Text>
/---
The Ocean Race 2023 – On Now!

The Ocean Race (formerly Volvo Ocean Race and Whitbread Round the World Race) was initially to be raced in two classes of boats: the high-performance, foiling, IMOCA 60 class and the one-design VO65 class which has been used for the last two editions of the race.

However, only the IMOCAs will be racing round the world, while the VO65s will race in The Ocean Race VO65 Sprint which competes in Legs 1, 6, and 7 of The Ocean Race course.

The 14th edition of The Ocean Race was originally planned for 2021-22 but was postponed for one year due to the pandemic, with the first leg starting on January 15, 2023.

Back on January 15, the 11th Hour Racing Team crossed the start line in Alicante, Spain, of the world’s longest and toughest sporting event – The Ocean Race 2022-23.

This extraordinary 31,700 nautical mile (nm) [36,500 mile, 58,700 kilometre] race will see the team sail 24/7 for weeks at a time. The course for the 14th edition of the race is made up of seven legs visiting eight cities (with a fly-by past Kiel, Germany), and will finish in Genoa in June 2023.

This edition also includes the longest leg in the race’s 50-year history. Leg 3 is a 12,750nm [14,672 mile, 23,613 kilometre] one-month-long marathon from Cape Town, South Africa around the bottom of the world to Itajaí, Brazil.

During this leg, the crews will, for the first time in the history of the race, pass all three great southern Capes: Cape of Good Hope, Cape Leeuwin, and Cape Horn.

Australian Boating magazine is following this truly ‘amazing race’ closely, as the fleet includes many of the world’s best ocean racing sailors – in unquestionably some of the fastest, most advanced sailing craft in the world today. It’s a race worth following just for the incredible ‘live’ pictures and videos being filed as the race progresses around the globe.
\---
Task brief> Can you transcribe the part of The Ocean Race text starting with "The 14th edition of The Ocean" and going on through "January 15, 2023."? The records have no connection to the text about The Ocean Race.

Exercise data>
/---
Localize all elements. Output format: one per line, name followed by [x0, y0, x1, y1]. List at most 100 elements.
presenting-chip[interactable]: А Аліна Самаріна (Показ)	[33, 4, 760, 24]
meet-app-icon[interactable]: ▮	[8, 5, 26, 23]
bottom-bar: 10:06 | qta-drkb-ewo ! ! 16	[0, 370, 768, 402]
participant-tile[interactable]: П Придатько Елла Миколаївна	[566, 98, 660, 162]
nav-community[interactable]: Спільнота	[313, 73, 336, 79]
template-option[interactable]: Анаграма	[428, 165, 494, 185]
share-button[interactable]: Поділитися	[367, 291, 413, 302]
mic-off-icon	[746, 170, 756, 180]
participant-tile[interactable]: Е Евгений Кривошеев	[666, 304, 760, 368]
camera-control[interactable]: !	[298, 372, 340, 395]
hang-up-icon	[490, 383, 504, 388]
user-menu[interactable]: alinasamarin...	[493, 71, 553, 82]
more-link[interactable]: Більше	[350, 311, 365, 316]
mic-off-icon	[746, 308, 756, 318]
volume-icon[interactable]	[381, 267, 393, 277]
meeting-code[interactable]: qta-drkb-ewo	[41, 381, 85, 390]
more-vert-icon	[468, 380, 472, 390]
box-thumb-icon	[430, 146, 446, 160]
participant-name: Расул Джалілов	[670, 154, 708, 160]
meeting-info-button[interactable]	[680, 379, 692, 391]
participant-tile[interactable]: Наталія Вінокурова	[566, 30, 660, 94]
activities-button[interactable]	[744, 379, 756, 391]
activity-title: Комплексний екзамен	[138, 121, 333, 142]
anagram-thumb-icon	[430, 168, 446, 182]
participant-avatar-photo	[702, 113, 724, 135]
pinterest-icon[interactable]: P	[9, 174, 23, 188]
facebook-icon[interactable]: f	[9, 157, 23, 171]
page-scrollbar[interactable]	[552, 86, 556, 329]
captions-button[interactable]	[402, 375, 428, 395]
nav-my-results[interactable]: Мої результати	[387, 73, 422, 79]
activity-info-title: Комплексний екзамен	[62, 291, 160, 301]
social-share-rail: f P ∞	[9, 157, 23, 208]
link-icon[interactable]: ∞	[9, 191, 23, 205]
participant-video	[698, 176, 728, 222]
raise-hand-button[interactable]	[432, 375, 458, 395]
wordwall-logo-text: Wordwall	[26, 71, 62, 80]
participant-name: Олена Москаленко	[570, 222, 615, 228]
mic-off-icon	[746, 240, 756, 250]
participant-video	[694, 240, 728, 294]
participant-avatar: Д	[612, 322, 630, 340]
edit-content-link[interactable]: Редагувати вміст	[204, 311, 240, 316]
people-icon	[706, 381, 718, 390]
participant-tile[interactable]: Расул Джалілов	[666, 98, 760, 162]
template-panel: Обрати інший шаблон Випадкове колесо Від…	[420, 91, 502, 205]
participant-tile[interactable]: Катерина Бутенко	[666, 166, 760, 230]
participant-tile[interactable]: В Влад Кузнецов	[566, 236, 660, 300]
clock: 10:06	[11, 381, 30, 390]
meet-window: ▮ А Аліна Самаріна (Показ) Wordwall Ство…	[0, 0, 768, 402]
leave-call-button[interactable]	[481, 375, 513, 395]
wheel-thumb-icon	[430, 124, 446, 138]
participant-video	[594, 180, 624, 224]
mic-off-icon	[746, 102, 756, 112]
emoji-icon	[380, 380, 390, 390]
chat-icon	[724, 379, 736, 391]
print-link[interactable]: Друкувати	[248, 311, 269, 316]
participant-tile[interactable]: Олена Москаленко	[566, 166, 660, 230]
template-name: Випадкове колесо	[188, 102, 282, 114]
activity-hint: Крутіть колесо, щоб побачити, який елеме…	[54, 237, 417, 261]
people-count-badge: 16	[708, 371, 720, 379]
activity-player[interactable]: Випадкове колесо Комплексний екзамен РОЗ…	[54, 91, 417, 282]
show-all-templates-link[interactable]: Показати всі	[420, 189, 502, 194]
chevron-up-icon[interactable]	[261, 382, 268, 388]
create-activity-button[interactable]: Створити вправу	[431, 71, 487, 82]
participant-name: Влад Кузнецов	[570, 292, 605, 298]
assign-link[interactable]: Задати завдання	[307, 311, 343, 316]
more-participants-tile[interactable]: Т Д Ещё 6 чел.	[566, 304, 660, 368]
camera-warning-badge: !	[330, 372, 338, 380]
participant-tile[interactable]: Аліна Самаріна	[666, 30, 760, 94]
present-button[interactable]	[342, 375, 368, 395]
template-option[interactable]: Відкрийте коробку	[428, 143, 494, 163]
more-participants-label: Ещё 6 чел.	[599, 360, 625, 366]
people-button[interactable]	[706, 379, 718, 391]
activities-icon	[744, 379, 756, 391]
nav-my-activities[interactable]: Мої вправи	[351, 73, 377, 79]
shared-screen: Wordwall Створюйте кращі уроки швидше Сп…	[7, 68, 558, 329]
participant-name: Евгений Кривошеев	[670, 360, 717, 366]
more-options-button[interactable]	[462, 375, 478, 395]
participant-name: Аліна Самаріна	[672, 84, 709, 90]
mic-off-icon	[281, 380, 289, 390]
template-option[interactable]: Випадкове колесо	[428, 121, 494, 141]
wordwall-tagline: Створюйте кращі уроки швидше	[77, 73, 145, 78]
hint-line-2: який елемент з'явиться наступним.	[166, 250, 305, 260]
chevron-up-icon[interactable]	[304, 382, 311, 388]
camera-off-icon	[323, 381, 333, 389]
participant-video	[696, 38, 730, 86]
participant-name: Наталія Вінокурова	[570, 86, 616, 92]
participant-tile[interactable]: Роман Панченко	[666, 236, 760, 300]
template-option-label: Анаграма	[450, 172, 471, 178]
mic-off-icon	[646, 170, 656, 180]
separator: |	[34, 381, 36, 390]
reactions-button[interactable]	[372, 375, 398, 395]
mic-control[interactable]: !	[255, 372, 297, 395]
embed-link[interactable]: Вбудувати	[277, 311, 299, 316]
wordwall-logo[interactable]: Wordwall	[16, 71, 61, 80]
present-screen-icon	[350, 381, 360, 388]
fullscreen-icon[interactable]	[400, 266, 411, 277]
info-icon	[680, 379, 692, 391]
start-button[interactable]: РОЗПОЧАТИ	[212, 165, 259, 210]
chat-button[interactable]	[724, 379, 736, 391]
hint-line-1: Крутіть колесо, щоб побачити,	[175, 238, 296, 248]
\---
Answer to the problem>
The 14th edition of The Ocean Race was originally planned for 2021-22 but was postponed for one year due to the pandemic, with the first leg starting on January 15, 2023.